### Task objective
Would you quote the material below in full and unchanged?

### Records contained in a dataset
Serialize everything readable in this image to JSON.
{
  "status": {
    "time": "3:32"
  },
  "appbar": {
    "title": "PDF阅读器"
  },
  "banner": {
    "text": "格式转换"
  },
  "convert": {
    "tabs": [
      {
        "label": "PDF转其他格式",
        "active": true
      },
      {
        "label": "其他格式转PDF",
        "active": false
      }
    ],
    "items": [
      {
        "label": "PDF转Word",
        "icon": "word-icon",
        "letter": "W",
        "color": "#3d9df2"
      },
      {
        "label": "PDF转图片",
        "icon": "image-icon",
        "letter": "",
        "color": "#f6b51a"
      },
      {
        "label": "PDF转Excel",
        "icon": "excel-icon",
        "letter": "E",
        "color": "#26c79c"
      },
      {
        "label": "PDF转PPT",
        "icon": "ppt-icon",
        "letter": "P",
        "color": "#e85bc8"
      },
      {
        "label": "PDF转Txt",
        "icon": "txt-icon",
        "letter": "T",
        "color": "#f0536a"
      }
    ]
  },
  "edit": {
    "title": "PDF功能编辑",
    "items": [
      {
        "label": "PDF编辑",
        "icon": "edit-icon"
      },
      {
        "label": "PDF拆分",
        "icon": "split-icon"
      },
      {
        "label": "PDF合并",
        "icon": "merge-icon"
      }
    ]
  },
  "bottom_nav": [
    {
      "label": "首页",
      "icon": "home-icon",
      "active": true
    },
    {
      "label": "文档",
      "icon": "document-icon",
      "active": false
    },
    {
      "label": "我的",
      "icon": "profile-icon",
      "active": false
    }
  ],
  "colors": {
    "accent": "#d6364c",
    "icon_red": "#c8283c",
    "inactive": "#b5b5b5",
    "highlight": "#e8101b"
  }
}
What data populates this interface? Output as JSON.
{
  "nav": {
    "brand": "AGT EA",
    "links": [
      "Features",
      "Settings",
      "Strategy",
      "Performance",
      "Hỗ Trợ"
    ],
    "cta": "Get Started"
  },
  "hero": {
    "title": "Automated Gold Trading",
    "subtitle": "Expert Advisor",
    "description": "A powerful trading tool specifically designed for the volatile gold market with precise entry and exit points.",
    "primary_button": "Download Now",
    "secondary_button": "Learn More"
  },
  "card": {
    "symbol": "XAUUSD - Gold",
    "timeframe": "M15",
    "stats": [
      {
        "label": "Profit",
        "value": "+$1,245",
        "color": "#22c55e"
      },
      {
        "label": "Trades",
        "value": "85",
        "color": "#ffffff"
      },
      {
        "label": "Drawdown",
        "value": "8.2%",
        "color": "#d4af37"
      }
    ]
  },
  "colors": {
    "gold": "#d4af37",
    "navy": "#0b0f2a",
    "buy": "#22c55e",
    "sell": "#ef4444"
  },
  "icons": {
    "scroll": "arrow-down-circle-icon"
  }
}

### Task response
Serialize everything readable in this image to JSON.
{
  "status": {
    "time": "3:32"
  },
  "appbar": {
    "title": "PDF阅读器"
  },
  "banner": {
    "text": "格式转换"
  },
  "convert": {
    "tabs": [
      {
        "label": "PDF转其他格式",
        "active": true
      },
      {
        "label": "其他格式转PDF",
        "active": false
      }
    ],
    "items": [
      {
        "label": "PDF转Word",
        "icon": "word-icon",
        "letter": "W",
        "color": "#3d9df2"
      },
      {
        "label": "PDF转图片",
        "icon": "image-icon",
        "letter": "",
        "color": "#f6b51a"
      },
      {
        "label": "PDF转Excel",
        "icon": "excel-icon",
        "letter": "E",
        "color": "#26c79c"
      },
      {
        "label": "PDF转PPT",
        "icon": "ppt-icon",
        "letter": "P",
        "color": "#e85bc8"
      },
      {
        "label": "PDF转Txt",
        "icon": "txt-icon",
        "letter": "T",
        "color": "#f0536a"
      }
    ]
  },
  "edit": {
    "title": "PDF功能编辑",
    "items": [
      {
        "label": "PDF编辑",
        "icon": "edit-icon"
      },
      {
        "label": "PDF拆分",
        "icon": "split-icon"
      },
      {
        "label": "PDF合并",
        "icon": "merge-icon"
      }
    ]
  },
  "bottom_nav": [
    {
      "label": "首页",
      "icon": "home-icon",
      "active": true
    },
    {
      "label": "文档",
      "icon": "document-icon",
      "active": false
    },
    {
      "label": "我的",
      "icon": "profile-icon",
      "active": false
    }
  ],
  "colors": {
    "accent": "#d6364c",
    "icon_red": "#c8283c",
    "inactive": "#b5b5b5",
    "highlight": "#e8101b"
  }
}
What data populates this interface? Output as JSON.
{
  "nav": {
    "brand": "AGT EA",
    "links": [
      "Features",
      "Settings",
      "Strategy",
      "Performance",
      "Hỗ Trợ"
    ],
    "cta": "Get Started"
  },
  "hero": {
    "title": "Automated Gold Trading",
    "subtitle": "Expert Advisor",
    "description": "A powerful trading tool specifically designed for the volatile gold market with precise entry and exit points.",
    "primary_button": "Download Now",
    "secondary_button": "Learn More"
  },
  "card": {
    "symbol": "XAUUSD - Gold",
    "timeframe": "M15",
    "stats": [
      {
        "label": "Profit",
        "value": "+$1,245",
        "color": "#22c55e"
      },
      {
        "label": "Trades",
        "value": "85",
        "color": "#ffffff"
      },
      {
        "label": "Drawdown",
        "value": "8.2%",
        "color": "#d4af37"
      }
    ]
  },
  "colors": {
    "gold": "#d4af37",
    "navy": "#0b0f2a",
    "buy": "#22c55e",
    "sell": "#ef4444"
  },
  "icons": {
    "scroll": "arrow-down-circle-icon"
  }
}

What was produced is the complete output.